(Recorded data)
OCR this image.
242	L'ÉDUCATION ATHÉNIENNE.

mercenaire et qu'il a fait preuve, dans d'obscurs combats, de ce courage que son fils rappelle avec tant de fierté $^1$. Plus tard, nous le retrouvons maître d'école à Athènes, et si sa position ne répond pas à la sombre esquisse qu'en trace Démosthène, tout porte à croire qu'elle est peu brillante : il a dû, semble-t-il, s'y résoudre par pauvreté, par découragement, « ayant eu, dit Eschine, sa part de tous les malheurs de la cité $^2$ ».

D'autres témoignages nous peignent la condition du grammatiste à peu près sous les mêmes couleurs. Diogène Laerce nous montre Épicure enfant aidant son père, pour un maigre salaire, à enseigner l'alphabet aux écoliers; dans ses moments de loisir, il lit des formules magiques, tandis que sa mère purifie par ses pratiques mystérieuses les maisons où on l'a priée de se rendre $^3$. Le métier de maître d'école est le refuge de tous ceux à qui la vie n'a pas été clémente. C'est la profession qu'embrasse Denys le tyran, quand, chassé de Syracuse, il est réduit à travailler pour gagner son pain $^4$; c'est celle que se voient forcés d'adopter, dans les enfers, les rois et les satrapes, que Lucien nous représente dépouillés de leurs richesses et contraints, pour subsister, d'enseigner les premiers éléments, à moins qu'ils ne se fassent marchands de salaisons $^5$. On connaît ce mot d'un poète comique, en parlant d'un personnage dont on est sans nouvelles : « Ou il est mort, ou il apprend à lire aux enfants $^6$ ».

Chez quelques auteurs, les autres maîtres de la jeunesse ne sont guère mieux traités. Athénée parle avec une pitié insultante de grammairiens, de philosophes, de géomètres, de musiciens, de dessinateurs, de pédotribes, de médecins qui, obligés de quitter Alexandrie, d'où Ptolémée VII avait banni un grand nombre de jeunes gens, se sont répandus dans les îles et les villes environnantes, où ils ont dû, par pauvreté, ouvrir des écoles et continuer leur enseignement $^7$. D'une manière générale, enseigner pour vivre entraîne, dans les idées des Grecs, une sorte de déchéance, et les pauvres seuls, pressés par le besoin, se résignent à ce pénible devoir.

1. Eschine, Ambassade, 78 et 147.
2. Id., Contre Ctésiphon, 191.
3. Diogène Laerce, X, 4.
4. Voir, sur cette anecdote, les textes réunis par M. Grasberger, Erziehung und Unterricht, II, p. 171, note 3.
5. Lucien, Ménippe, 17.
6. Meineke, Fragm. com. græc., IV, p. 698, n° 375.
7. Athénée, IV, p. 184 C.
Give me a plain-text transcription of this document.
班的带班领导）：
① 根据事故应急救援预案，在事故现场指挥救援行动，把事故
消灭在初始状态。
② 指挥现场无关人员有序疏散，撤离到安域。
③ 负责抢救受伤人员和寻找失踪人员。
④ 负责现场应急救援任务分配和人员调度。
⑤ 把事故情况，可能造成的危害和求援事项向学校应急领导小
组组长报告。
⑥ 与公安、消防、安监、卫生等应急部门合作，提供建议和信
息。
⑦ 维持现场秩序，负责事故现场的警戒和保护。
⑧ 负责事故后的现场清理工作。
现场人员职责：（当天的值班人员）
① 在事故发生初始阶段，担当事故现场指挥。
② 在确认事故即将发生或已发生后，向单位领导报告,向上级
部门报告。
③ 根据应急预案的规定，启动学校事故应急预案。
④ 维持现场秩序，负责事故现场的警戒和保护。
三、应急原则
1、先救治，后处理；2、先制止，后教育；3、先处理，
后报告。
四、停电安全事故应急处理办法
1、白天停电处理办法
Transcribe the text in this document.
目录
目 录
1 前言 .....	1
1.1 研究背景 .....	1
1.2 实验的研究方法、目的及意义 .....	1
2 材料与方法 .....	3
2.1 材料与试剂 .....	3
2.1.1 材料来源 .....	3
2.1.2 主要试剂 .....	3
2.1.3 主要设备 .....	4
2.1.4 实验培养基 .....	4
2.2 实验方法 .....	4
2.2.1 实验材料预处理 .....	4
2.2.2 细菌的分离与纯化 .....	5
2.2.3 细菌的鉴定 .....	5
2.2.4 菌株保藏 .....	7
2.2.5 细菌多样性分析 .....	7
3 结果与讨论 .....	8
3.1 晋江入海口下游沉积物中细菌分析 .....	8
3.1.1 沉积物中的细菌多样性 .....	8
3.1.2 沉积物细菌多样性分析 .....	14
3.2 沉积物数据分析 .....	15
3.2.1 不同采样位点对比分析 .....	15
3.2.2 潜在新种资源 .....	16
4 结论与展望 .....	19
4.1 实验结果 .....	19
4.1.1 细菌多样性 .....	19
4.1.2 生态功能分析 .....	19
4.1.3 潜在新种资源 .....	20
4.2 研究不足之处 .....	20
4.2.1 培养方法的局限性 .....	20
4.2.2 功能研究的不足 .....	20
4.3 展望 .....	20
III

# Given instruction
Restate all of the entries exactly, please.

# Result
OCR this image.
242	L'ÉDUCATION ATHÉNIENNE.

mercenaire et qu'il a fait preuve, dans d'obscurs combats, de ce courage que son fils rappelle avec tant de fierté $^1$. Plus tard, nous le retrouvons maître d'école à Athènes, et si sa position ne répond pas à la sombre esquisse qu'en trace Démosthène, tout porte à croire qu'elle est peu brillante : il a dû, semble-t-il, s'y résoudre par pauvreté, par découragement, « ayant eu, dit Eschine, sa part de tous les malheurs de la cité $^2$ ».

D'autres témoignages nous peignent la condition du grammatiste à peu près sous les mêmes couleurs. Diogène Laerce nous montre Épicure enfant aidant son père, pour un maigre salaire, à enseigner l'alphabet aux écoliers; dans ses moments de loisir, il lit des formules magiques, tandis que sa mère purifie par ses pratiques mystérieuses les maisons où on l'a priée de se rendre $^3$. Le métier de maître d'école est le refuge de tous ceux à qui la vie n'a pas été clémente. C'est la profession qu'embrasse Denys le tyran, quand, chassé de Syracuse, il est réduit à travailler pour gagner son pain $^4$; c'est celle que se voient forcés d'adopter, dans les enfers, les rois et les satrapes, que Lucien nous représente dépouillés de leurs richesses et contraints, pour subsister, d'enseigner les premiers éléments, à moins qu'ils ne se fassent marchands de salaisons $^5$. On connaît ce mot d'un poète comique, en parlant d'un personnage dont on est sans nouvelles : « Ou il est mort, ou il apprend à lire aux enfants $^6$ ».

Chez quelques auteurs, les autres maîtres de la jeunesse ne sont guère mieux traités. Athénée parle avec une pitié insultante de grammairiens, de philosophes, de géomètres, de musiciens, de dessinateurs, de pédotribes, de médecins qui, obligés de quitter Alexandrie, d'où Ptolémée VII avait banni un grand nombre de jeunes gens, se sont répandus dans les îles et les villes environnantes, où ils ont dû, par pauvreté, ouvrir des écoles et continuer leur enseignement $^7$. D'une manière générale, enseigner pour vivre entraîne, dans les idées des Grecs, une sorte de déchéance, et les pauvres seuls, pressés par le besoin, se résignent à ce pénible devoir.

1. Eschine, Ambassade, 78 et 147.
2. Id., Contre Ctésiphon, 191.
3. Diogène Laerce, X, 4.
4. Voir, sur cette anecdote, les textes réunis par M. Grasberger, Erziehung und Unterricht, II, p. 171, note 3.
5. Lucien, Ménippe, 17.
6. Meineke, Fragm. com. græc., IV, p. 698, n° 375.
7. Athénée, IV, p. 184 C.
Give me a plain-text transcription of this document.
班的带班领导）：
① 根据事故应急救援预案，在事故现场指挥救援行动，把事故
消灭在初始状态。
② 指挥现场无关人员有序疏散，撤离到安域。
③ 负责抢救受伤人员和寻找失踪人员。
④ 负责现场应急救援任务分配和人员调度。
⑤ 把事故情况，可能造成的危害和求援事项向学校应急领导小
组组长报告。
⑥ 与公安、消防、安监、卫生等应急部门合作，提供建议和信
息。
⑦ 维持现场秩序，负责事故现场的警戒和保护。
⑧ 负责事故后的现场清理工作。
现场人员职责：（当天的值班人员）
① 在事故发生初始阶段，担当事故现场指挥。
② 在确认事故即将发生或已发生后，向单位领导报告,向上级
部门报告。
③ 根据应急预案的规定，启动学校事故应急预案。
④ 维持现场秩序，负责事故现场的警戒和保护。
三、应急原则
1、先救治，后处理；2、先制止，后教育；3、先处理，
后报告。
四、停电安全事故应急处理办法
1、白天停电处理办法
Transcribe the text in this document.
目录
目 录
1 前言 .....	1
1.1 研究背景 .....	1
1.2 实验的研究方法、目的及意义 .....	1
2 材料与方法 .....	3
2.1 材料与试剂 .....	3
2.1.1 材料来源 .....	3
2.1.2 主要试剂 .....	3
2.1.3 主要设备 .....	4
2.1.4 实验培养基 .....	4
2.2 实验方法 .....	4
2.2.1 实验材料预处理 .....	4
2.2.2 细菌的分离与纯化 .....	5
2.2.3 细菌的鉴定 .....	5
2.2.4 菌株保藏 .....	7
2.2.5 细菌多样性分析 .....	7
3 结果与讨论 .....	8
3.1 晋江入海口下游沉积物中细菌分析 .....	8
3.1.1 沉积物中的细菌多样性 .....	8
3.1.2 沉积物细菌多样性分析 .....	14
3.2 沉积物数据分析 .....	15
3.2.1 不同采样位点对比分析 .....	15
3.2.2 潜在新种资源 .....	16
4 结论与展望 .....	19
4.1 实验结果 .....	19
4.1.1 细菌多样性 .....	19
4.1.2 生态功能分析 .....	19
4.1.3 潜在新种资源 .....	20
4.2 研究不足之处 .....	20
4.2.1 培养方法的局限性 .....	20
4.2.2 功能研究的不足 .....	20
4.3 展望 .....	20
III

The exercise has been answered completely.